[Collected data]

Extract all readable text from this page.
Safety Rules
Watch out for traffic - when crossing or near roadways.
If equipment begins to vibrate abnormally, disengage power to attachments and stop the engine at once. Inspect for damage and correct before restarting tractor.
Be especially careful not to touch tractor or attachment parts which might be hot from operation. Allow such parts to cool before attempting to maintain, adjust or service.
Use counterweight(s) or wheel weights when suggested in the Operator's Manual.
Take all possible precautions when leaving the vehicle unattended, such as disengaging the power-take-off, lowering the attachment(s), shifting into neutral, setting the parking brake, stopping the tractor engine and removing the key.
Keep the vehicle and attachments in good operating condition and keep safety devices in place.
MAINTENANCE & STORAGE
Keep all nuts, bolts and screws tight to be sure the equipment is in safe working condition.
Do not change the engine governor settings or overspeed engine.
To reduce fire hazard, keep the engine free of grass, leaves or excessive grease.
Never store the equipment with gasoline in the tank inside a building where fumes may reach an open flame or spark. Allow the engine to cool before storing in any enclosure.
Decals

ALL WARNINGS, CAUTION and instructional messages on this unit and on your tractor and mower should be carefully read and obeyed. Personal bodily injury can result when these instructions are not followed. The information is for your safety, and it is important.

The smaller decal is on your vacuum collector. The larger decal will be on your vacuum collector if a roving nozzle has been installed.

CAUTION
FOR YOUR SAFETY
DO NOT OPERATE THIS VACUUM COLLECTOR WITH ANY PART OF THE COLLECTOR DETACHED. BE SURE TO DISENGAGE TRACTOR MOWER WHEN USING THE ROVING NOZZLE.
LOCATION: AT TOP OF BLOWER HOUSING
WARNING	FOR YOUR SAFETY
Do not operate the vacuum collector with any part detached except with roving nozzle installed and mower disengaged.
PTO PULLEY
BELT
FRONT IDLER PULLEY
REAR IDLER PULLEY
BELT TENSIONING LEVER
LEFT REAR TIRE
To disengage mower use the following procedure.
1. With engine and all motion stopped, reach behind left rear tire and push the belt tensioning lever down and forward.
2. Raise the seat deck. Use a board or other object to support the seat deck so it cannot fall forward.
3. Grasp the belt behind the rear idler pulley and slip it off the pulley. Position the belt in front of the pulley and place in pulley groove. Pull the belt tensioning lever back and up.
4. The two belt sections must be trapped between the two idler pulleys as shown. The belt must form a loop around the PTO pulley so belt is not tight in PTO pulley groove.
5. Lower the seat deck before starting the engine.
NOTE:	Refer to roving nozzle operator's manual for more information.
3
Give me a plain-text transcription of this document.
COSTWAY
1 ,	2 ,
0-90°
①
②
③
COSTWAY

▶ **Written exercise**
Retype the whole listing above exactly.

▶ **Task answer**
Extract all readable text from this page.
Safety Rules
Watch out for traffic - when crossing or near roadways.
If equipment begins to vibrate abnormally, disengage power to attachments and stop the engine at once. Inspect for damage and correct before restarting tractor.
Be especially careful not to touch tractor or attachment parts which might be hot from operation. Allow such parts to cool before attempting to maintain, adjust or service.
Use counterweight(s) or wheel weights when suggested in the Operator's Manual.
Take all possible precautions when leaving the vehicle unattended, such as disengaging the power-take-off, lowering the attachment(s), shifting into neutral, setting the parking brake, stopping the tractor engine and removing the key.
Keep the vehicle and attachments in good operating condition and keep safety devices in place.
MAINTENANCE & STORAGE
Keep all nuts, bolts and screws tight to be sure the equipment is in safe working condition.
Do not change the engine governor settings or overspeed engine.
To reduce fire hazard, keep the engine free of grass, leaves or excessive grease.
Never store the equipment with gasoline in the tank inside a building where fumes may reach an open flame or spark. Allow the engine to cool before storing in any enclosure.
Decals

ALL WARNINGS, CAUTION and instructional messages on this unit and on your tractor and mower should be carefully read and obeyed. Personal bodily injury can result when these instructions are not followed. The information is for your safety, and it is important.

The smaller decal is on your vacuum collector. The larger decal will be on your vacuum collector if a roving nozzle has been installed.

CAUTION
FOR YOUR SAFETY
DO NOT OPERATE THIS VACUUM COLLECTOR WITH ANY PART OF THE COLLECTOR DETACHED. BE SURE TO DISENGAGE TRACTOR MOWER WHEN USING THE ROVING NOZZLE.
LOCATION: AT TOP OF BLOWER HOUSING
WARNING	FOR YOUR SAFETY
Do not operate the vacuum collector with any part detached except with roving nozzle installed and mower disengaged.
PTO PULLEY
BELT
FRONT IDLER PULLEY
REAR IDLER PULLEY
BELT TENSIONING LEVER
LEFT REAR TIRE
To disengage mower use the following procedure.
1. With engine and all motion stopped, reach behind left rear tire and push the belt tensioning lever down and forward.
2. Raise the seat deck. Use a board or other object to support the seat deck so it cannot fall forward.
3. Grasp the belt behind the rear idler pulley and slip it off the pulley. Position the belt in front of the pulley and place in pulley groove. Pull the belt tensioning lever back and up.
4. The two belt sections must be trapped between the two idler pulleys as shown. The belt must form a loop around the PTO pulley so belt is not tight in PTO pulley groove.
5. Lower the seat deck before starting the engine.
NOTE:	Refer to roving nozzle operator's manual for more information.
3
Give me a plain-text transcription of this document.
COSTWAY
1 ,	2 ,
0-90°
①
②
③
COSTWAY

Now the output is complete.